╭─ Brano citato

La mattina del 4 ottobre 1915 gli abitanti di Chicago, squadernando i giganteschi giornali sulle proprie scrivanie o sui tavolini dei bar, incapparono probabilmente in un trafiletto di cronaca che raccontava come la notte precedente, intorno alle 3:30, un poliziotto di nome Fisher, in un vicolo nei pressi dell’incrocio tra East Monroe Street e South Wabash Avenue, si era imbattuto nel corpo senza vita di un giovane uomo, morto chiaramente per una caduta. Alzando gli occhi aveva individuato subito la finestra al quinto piano da cui era precipitato.

╰─
╭─ Materiale di partenza

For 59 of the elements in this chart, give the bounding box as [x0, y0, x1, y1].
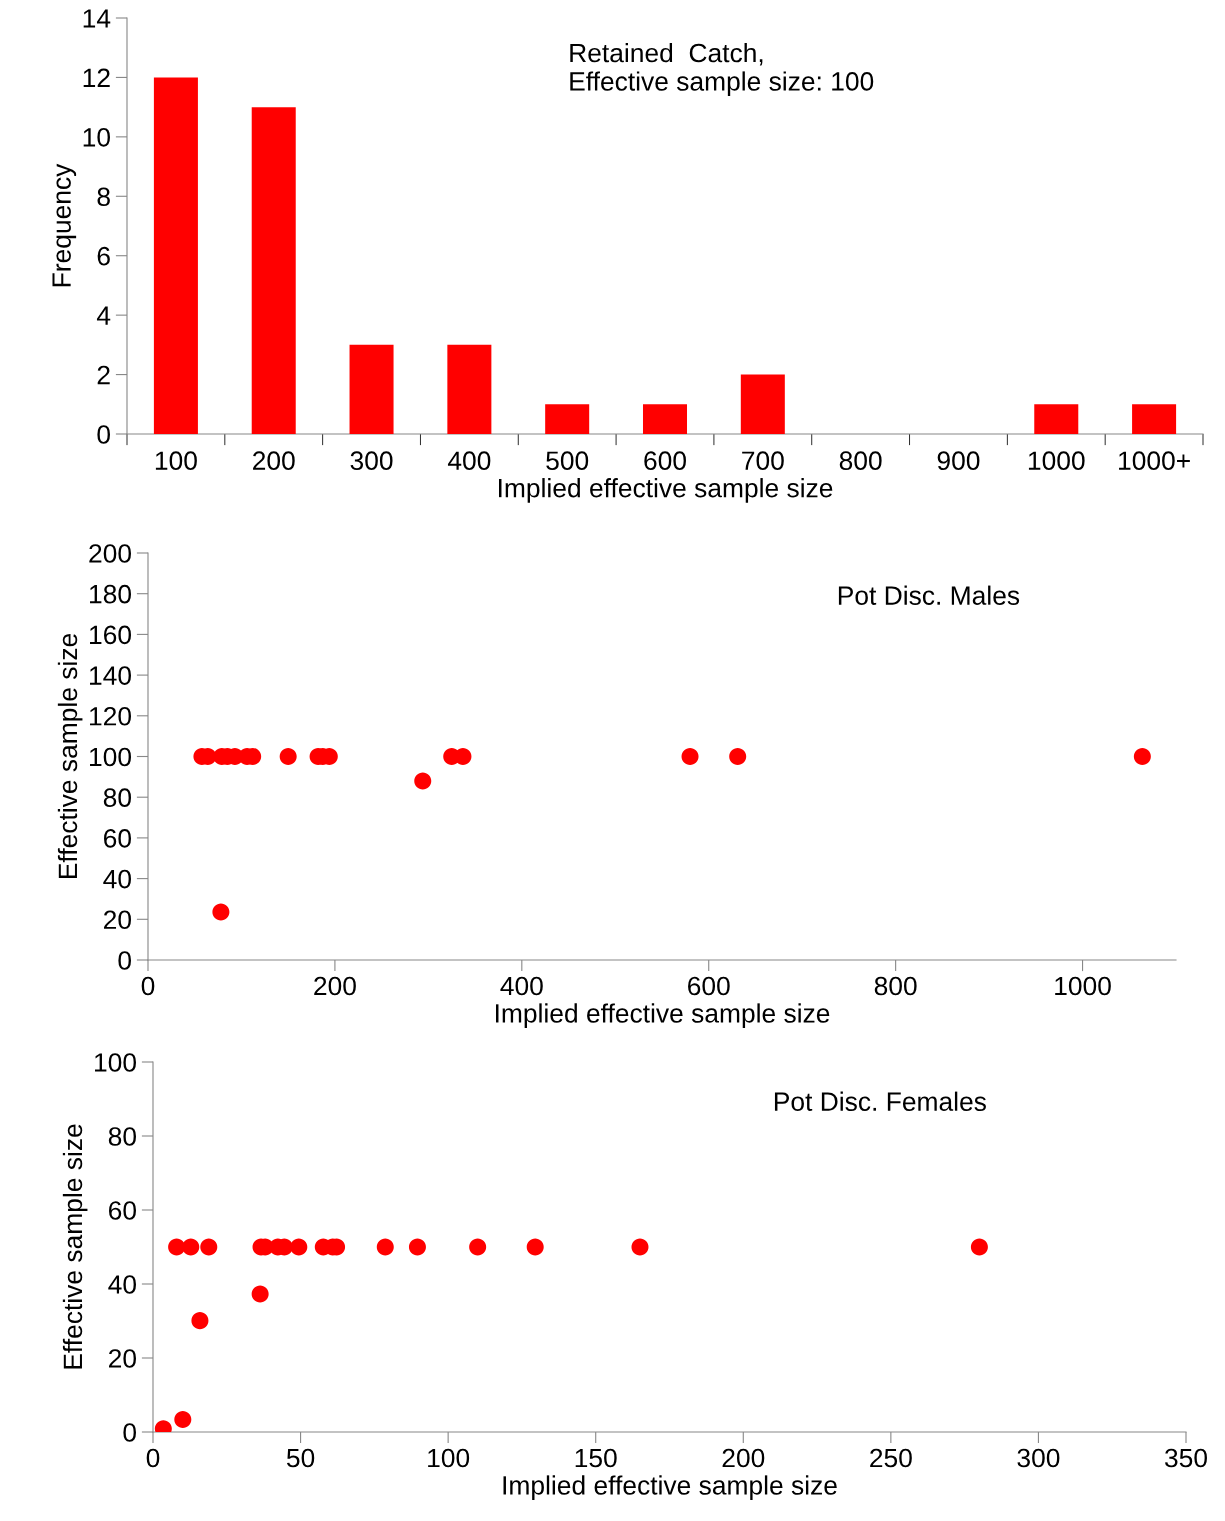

╰─

Per favore, indica se ogni affermazione concorda con il brano citato: rispondi sì o no e cita tra virgolette le parole decisive. (a) Il corpo fu trovato intorno alle 3:30 di notte; (b) il poliziotto si chiamava Fisher; (c) la finestra da cui cadde l'uomo era al terzo piano.

(a) Sì: "intorno alle 3:30"
(b) Sì: "un poliziotto di nome Fisher"
(c) No: "la finestra al quinto piano"